+++ Source data

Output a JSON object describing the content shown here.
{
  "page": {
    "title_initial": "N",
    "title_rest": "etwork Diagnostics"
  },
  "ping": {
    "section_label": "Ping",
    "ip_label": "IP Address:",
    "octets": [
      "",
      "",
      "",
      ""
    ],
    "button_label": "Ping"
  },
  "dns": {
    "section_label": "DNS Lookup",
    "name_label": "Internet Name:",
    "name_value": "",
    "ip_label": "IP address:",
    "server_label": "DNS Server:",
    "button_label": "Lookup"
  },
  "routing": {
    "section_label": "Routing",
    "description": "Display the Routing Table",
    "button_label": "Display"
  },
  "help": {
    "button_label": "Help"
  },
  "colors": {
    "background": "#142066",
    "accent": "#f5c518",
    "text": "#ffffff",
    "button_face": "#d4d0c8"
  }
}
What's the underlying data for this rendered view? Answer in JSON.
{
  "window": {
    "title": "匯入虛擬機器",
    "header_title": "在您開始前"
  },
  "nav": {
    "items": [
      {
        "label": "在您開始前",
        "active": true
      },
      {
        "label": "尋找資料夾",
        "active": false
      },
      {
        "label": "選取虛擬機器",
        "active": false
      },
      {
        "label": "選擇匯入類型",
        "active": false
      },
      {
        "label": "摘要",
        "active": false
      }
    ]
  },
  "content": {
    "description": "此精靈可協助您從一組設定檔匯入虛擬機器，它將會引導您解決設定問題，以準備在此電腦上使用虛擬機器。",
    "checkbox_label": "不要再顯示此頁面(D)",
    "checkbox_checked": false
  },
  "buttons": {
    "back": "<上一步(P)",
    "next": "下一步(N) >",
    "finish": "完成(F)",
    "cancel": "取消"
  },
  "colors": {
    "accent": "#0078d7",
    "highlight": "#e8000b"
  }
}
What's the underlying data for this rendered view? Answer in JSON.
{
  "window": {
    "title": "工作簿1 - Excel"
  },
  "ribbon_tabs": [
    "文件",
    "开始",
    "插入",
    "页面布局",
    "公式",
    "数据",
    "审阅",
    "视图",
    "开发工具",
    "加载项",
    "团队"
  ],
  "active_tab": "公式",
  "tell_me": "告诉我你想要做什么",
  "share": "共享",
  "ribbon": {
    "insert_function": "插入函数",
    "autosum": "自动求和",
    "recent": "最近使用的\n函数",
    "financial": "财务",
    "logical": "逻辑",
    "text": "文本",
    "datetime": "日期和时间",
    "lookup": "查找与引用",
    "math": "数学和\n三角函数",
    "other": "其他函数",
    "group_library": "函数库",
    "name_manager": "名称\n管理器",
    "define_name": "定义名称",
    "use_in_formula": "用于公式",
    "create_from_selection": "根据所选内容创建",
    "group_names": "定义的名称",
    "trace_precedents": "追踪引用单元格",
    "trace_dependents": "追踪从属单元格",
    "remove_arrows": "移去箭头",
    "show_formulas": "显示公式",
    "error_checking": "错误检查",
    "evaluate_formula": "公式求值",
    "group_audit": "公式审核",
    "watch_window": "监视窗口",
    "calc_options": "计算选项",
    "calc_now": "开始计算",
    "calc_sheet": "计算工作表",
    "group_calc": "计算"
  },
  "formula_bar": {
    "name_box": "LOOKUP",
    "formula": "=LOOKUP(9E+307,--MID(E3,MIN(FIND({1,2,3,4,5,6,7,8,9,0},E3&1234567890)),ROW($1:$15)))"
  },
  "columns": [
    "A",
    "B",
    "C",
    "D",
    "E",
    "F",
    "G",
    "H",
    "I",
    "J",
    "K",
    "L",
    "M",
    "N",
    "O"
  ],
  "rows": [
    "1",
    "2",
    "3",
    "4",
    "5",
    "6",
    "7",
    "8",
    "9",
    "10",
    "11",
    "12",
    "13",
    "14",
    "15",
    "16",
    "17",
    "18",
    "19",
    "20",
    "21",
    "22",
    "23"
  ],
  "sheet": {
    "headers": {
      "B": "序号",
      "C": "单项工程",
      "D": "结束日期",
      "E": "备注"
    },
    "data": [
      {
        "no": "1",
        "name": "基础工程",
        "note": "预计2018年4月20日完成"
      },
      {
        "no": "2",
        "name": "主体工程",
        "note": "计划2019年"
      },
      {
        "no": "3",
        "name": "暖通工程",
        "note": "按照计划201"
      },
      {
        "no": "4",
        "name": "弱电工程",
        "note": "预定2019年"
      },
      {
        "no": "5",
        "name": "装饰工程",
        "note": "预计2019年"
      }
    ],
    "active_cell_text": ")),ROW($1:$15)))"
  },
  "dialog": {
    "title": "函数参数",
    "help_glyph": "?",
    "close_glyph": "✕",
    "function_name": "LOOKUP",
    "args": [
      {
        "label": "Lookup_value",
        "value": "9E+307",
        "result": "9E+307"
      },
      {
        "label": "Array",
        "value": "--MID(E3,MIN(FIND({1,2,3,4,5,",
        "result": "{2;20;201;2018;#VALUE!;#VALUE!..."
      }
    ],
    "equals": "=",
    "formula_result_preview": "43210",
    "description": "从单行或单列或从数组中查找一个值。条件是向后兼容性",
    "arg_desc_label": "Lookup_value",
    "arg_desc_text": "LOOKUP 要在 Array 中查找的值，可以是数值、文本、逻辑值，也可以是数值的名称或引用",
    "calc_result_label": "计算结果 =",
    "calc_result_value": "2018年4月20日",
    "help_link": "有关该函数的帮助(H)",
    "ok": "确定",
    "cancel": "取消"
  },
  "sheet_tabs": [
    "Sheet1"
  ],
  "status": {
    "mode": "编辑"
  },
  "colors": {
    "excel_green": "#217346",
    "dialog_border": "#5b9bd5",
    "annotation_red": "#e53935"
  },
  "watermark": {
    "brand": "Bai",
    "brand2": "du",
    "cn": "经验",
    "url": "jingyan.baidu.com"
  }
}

++++++

## [Exercise prompt]
Copy every line from the entries that contains the word "Array".

## [Completed task]
        "label": "Array",
    "arg_desc_text": "LOOKUP 要在 Array 中查找的值，可以是数值、文本、逻辑值，也可以是数值的名称或引用",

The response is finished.